Rows from a dataset
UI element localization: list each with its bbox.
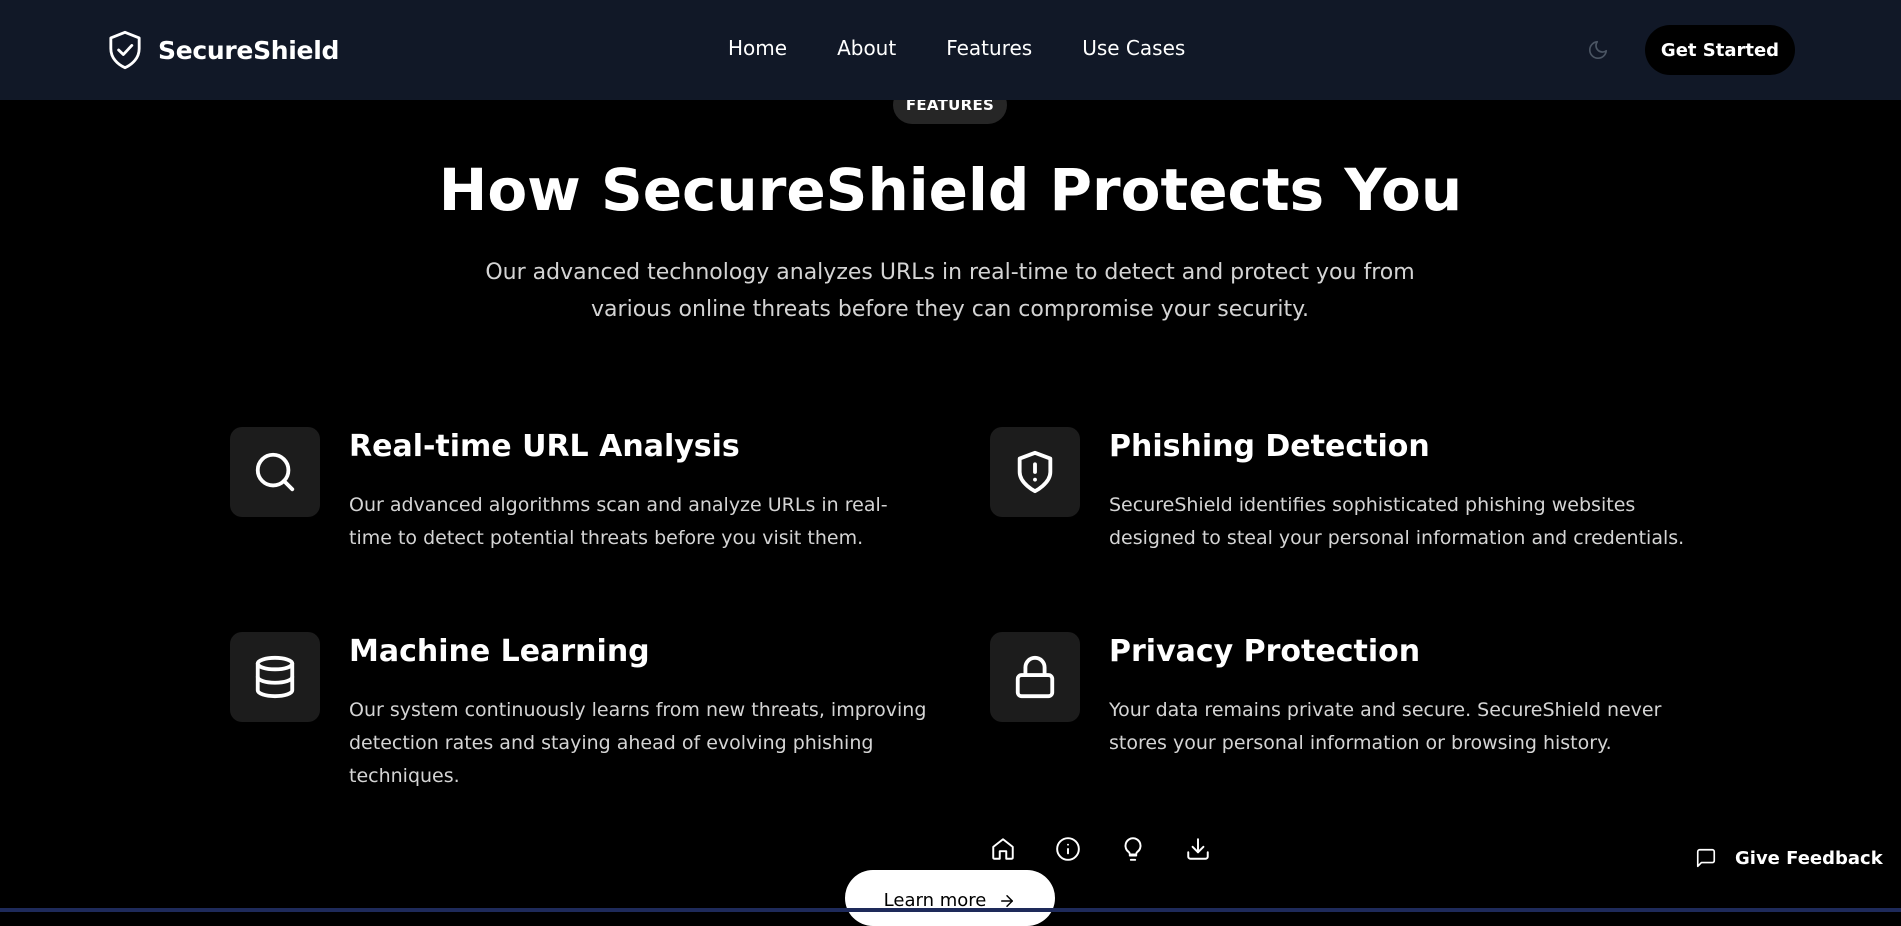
bottom-border [0,908,1901,912]
feature-icon-box [990,632,1080,722]
section-subtitle: Our advanced technology analyzes URLs in… [485,260,1415,322]
feature-icon-box [990,427,1080,517]
feature-description: SecureShield identifies sophisticated ph… [1109,494,1685,549]
info-icon[interactable] [1055,836,1081,862]
main-nav: Home About Features Use Cases [728,36,1185,60]
feature-title: Privacy Protection [1109,634,1421,669]
nav-home[interactable]: Home [728,36,787,60]
nav-use-cases[interactable]: Use Cases [1082,36,1185,60]
feature-description: Your data remains private and secure. Se… [1109,699,1662,754]
lock-icon [1015,655,1055,699]
feature-title: Real-time URL Analysis [349,429,740,464]
moon-icon[interactable] [1587,39,1609,61]
brand-name: SecureShield [158,35,340,65]
get-started-button[interactable]: Get Started [1645,25,1795,75]
brand-logo[interactable]: SecureShield [108,29,339,71]
search-icon [255,452,295,492]
feature-title: Phishing Detection [1109,429,1430,464]
lightbulb-icon[interactable] [1120,836,1146,862]
section-title: How SecureShield Protects You [438,156,1463,224]
feature-icon-box [230,427,320,517]
feature-title: Machine Learning [349,634,650,669]
site-header: SecureShield Home About Features Use Cas… [0,0,1901,100]
give-feedback-button[interactable]: Give Feedback [1695,847,1883,869]
home-icon[interactable] [990,836,1016,862]
feature-icon-box [230,632,320,722]
database-icon [255,655,295,699]
give-feedback-label: Give Feedback [1735,847,1883,869]
message-square-icon [1696,848,1716,868]
shield-check-icon [109,30,141,70]
feature-description: Our advanced algorithms scan and analyze… [349,494,888,549]
nav-features[interactable]: Features [946,36,1032,60]
learn-more-button[interactable]: Learn more [845,870,1055,926]
download-icon[interactable] [1185,836,1211,862]
feature-description: Our system continuously learns from new … [349,699,927,787]
nav-about[interactable]: About [837,36,896,60]
shield-alert-icon [1017,450,1053,494]
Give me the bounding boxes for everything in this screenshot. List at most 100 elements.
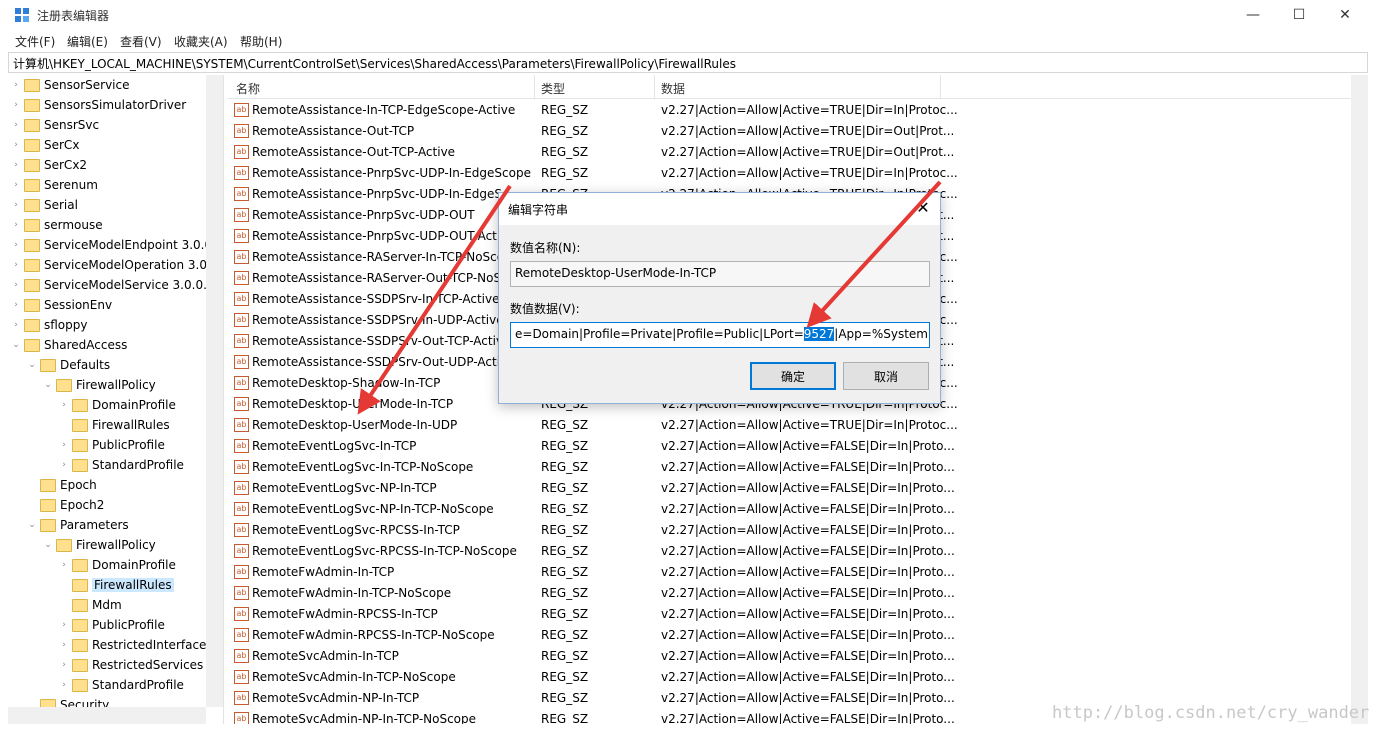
tree-item[interactable]: › StandardProfile (58, 455, 184, 475)
expander-icon[interactable]: › (58, 660, 70, 670)
menu-view[interactable]: 查看(V) (120, 33, 162, 50)
registry-tree[interactable]: › SensorService › SensorsSimulatorDriver › Se… (8, 75, 224, 724)
table-row[interactable]: ab RemoteAssistance-In-TCP-EdgeScope-Acti… (228, 100, 958, 121)
address-path[interactable]: 计算机\HKEY_LOCAL_MACHINE\SYSTEM\CurrentCon… (13, 55, 736, 72)
expander-icon[interactable]: › (10, 120, 22, 130)
tree-item[interactable]: FirewallRules (58, 575, 174, 595)
ok-button[interactable]: 确定 (750, 362, 836, 390)
tree-item[interactable]: Epoch2 (26, 495, 104, 515)
expander-icon[interactable]: › (10, 220, 22, 230)
tree-item[interactable]: ⌄ SharedAccess (10, 335, 127, 355)
tree-item[interactable]: › ServiceModelService 3.0.0.0 (10, 275, 214, 295)
tree-item[interactable]: ⌄ FirewallPolicy (42, 375, 156, 395)
tree-item[interactable]: › PublicProfile (58, 615, 165, 635)
tree-item[interactable]: › RestrictedInterfaces (58, 635, 213, 655)
minimize-button[interactable]: — (1230, 0, 1276, 30)
tree-item[interactable]: › ServiceModelEndpoint 3.0.0.0 (10, 235, 223, 255)
tree-item[interactable]: › SensorsSimulatorDriver (10, 95, 186, 115)
tree-item[interactable]: › DomainProfile (58, 395, 176, 415)
tree-item[interactable]: › sermouse (10, 215, 102, 235)
column-data-header[interactable]: 数据 (661, 80, 685, 97)
column-divider[interactable] (654, 75, 655, 99)
tree-horizontal-scrollbar[interactable] (8, 707, 206, 724)
maximize-button[interactable]: ☐ (1276, 0, 1322, 30)
tree-item[interactable]: › Serenum (10, 175, 98, 195)
table-row[interactable]: ab RemoteEventLogSvc-NP-In-TCP-NoScope REG… (228, 499, 955, 520)
expander-icon[interactable]: ⌄ (42, 380, 54, 390)
expander-icon[interactable]: › (10, 80, 22, 90)
value-name-field[interactable]: RemoteDesktop-UserMode-In-TCP (510, 261, 930, 287)
table-row[interactable]: ab RemoteEventLogSvc-RPCSS-In-TCP REG_SZ v2… (228, 520, 955, 541)
expander-icon[interactable]: › (10, 200, 22, 210)
expander-icon[interactable]: ⌄ (42, 540, 54, 550)
expander-icon[interactable]: ⌄ (26, 360, 38, 370)
tree-item[interactable]: FirewallRules (58, 415, 170, 435)
table-row[interactable]: ab RemoteFwAdmin-RPCSS-In-TCP-NoScope REG_… (228, 625, 955, 646)
tree-vertical-scrollbar[interactable] (206, 75, 223, 707)
tree-item[interactable]: › Serial (10, 195, 78, 215)
column-divider[interactable] (940, 75, 941, 99)
expander-icon[interactable]: › (10, 320, 22, 330)
menu-favorites[interactable]: 收藏夹(A) (174, 33, 228, 50)
expander-icon[interactable]: › (10, 180, 22, 190)
tree-item[interactable]: › SerCx2 (10, 155, 87, 175)
table-row[interactable]: ab RemoteEventLogSvc-In-TCP-NoScope REG_SZ… (228, 457, 955, 478)
table-row[interactable]: ab RemoteDesktop-UserMode-In-UDP REG_SZ v2.… (228, 415, 958, 436)
dialog-close-icon[interactable]: ✕ (911, 197, 935, 219)
table-row[interactable]: ab RemoteFwAdmin-In-TCP REG_SZ v2.27|Action… (228, 562, 955, 583)
expander-icon[interactable]: ⌄ (26, 520, 38, 530)
tree-item[interactable]: › DomainProfile (58, 555, 176, 575)
expander-icon[interactable]: › (10, 160, 22, 170)
table-row[interactable]: ab RemoteAssistance-Out-TCP-Active REG_SZ v… (228, 142, 954, 163)
table-row[interactable]: ab RemoteFwAdmin-RPCSS-In-TCP REG_SZ v2.27|… (228, 604, 955, 625)
table-row[interactable]: ab RemoteEventLogSvc-NP-In-TCP REG_SZ v2.27… (228, 478, 955, 499)
tree-item[interactable]: Mdm (58, 595, 122, 615)
address-bar[interactable]: 计算机\HKEY_LOCAL_MACHINE\SYSTEM\CurrentCon… (8, 52, 1368, 73)
column-type-header[interactable]: 类型 (541, 80, 565, 97)
tree-item[interactable]: Epoch (26, 475, 97, 495)
tree-item[interactable]: › sfloppy (10, 315, 87, 335)
expander-icon[interactable]: › (58, 460, 70, 470)
tree-item[interactable]: › SessionEnv (10, 295, 112, 315)
expander-icon[interactable]: › (10, 240, 22, 250)
expander-icon[interactable]: › (58, 440, 70, 450)
tree-item[interactable]: ⌄ FirewallPolicy (42, 535, 156, 555)
value-data-input[interactable]: e=Domain|Profile=Private|Profile=Public|… (510, 322, 930, 348)
tree-item[interactable]: › SerCx (10, 135, 79, 155)
menu-file[interactable]: 文件(F) (15, 33, 55, 50)
expander-icon[interactable]: › (58, 640, 70, 650)
expander-icon[interactable]: › (10, 280, 22, 290)
tree-item[interactable]: ⌄ Parameters (26, 515, 128, 535)
expander-icon[interactable]: › (10, 140, 22, 150)
column-name-header[interactable]: 名称 (236, 80, 260, 97)
menu-help[interactable]: 帮助(H) (240, 33, 282, 50)
expander-icon[interactable]: › (10, 300, 22, 310)
table-row[interactable]: ab RemoteSvcAdmin-NP-In-TCP-NoScope REG_SZ… (228, 709, 955, 724)
expander-icon[interactable]: › (58, 680, 70, 690)
tree-item[interactable]: › StandardProfile (58, 675, 184, 695)
table-row[interactable]: ab RemoteAssistance-Out-TCP REG_SZ v2.27|Ac… (228, 121, 954, 142)
expander-icon[interactable]: › (58, 620, 70, 630)
table-row[interactable]: ab RemoteSvcAdmin-In-TCP-NoScope REG_SZ v2.… (228, 667, 955, 688)
expander-icon[interactable]: › (58, 400, 70, 410)
menu-edit[interactable]: 编辑(E) (67, 33, 108, 50)
tree-item[interactable]: › PublicProfile (58, 435, 165, 455)
expander-icon[interactable]: › (10, 260, 22, 270)
tree-item[interactable]: › SensorService (10, 75, 129, 95)
table-row[interactable]: ab RemoteSvcAdmin-NP-In-TCP REG_SZ v2.27|Ac… (228, 688, 955, 709)
table-row[interactable]: ab RemoteEventLogSvc-In-TCP REG_SZ v2.27|Ac… (228, 436, 955, 457)
table-row[interactable]: ab RemoteEventLogSvc-RPCSS-In-TCP-NoScope… (228, 541, 955, 562)
expander-icon[interactable]: ⌄ (10, 340, 22, 350)
expander-icon[interactable]: › (10, 100, 22, 110)
table-row[interactable]: ab RemoteFwAdmin-In-TCP-NoScope REG_SZ v2.2… (228, 583, 955, 604)
tree-item[interactable]: ⌄ Defaults (26, 355, 110, 375)
cancel-button[interactable]: 取消 (843, 362, 929, 390)
column-divider[interactable] (534, 75, 535, 99)
table-row[interactable]: ab RemoteSvcAdmin-In-TCP REG_SZ v2.27|Actio… (228, 646, 955, 667)
tree-item[interactable]: › RestrictedServices (58, 655, 203, 675)
tree-item[interactable]: › ServiceModelOperation 3.0.0.0 (10, 255, 223, 275)
tree-item[interactable]: › SensrSvc (10, 115, 99, 135)
close-button[interactable]: ✕ (1322, 0, 1368, 30)
list-vertical-scrollbar[interactable] (1351, 75, 1368, 724)
expander-icon[interactable]: › (58, 560, 70, 570)
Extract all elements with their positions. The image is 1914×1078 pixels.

> [Aim] Return the lines in the records above that run from the line containing "tree-item[interactable]: › StandardProfile (58, 455, 184, 475)" through the line containing "tree-item[interactable]: FirewallRules (58, 575, 174, 595)", including both of those lines, and return nothing else.

> [Complete output]
tree-item[interactable]: › StandardProfile (58, 455, 184, 475)
expander-icon[interactable]: › (58, 660, 70, 670)
menu-view[interactable]: 查看(V) (120, 33, 162, 50)
registry-tree[interactable]: › SensorService › SensorsSimulatorDriver › Se… (8, 75, 224, 724)
table-row[interactable]: ab RemoteAssistance-In-TCP-EdgeScope-Acti… (228, 100, 958, 121)
address-path[interactable]: 计算机\HKEY_LOCAL_MACHINE\SYSTEM\CurrentCon… (13, 55, 736, 72)
expander-icon[interactable]: › (10, 120, 22, 130)
tree-item[interactable]: FirewallRules (58, 575, 174, 595)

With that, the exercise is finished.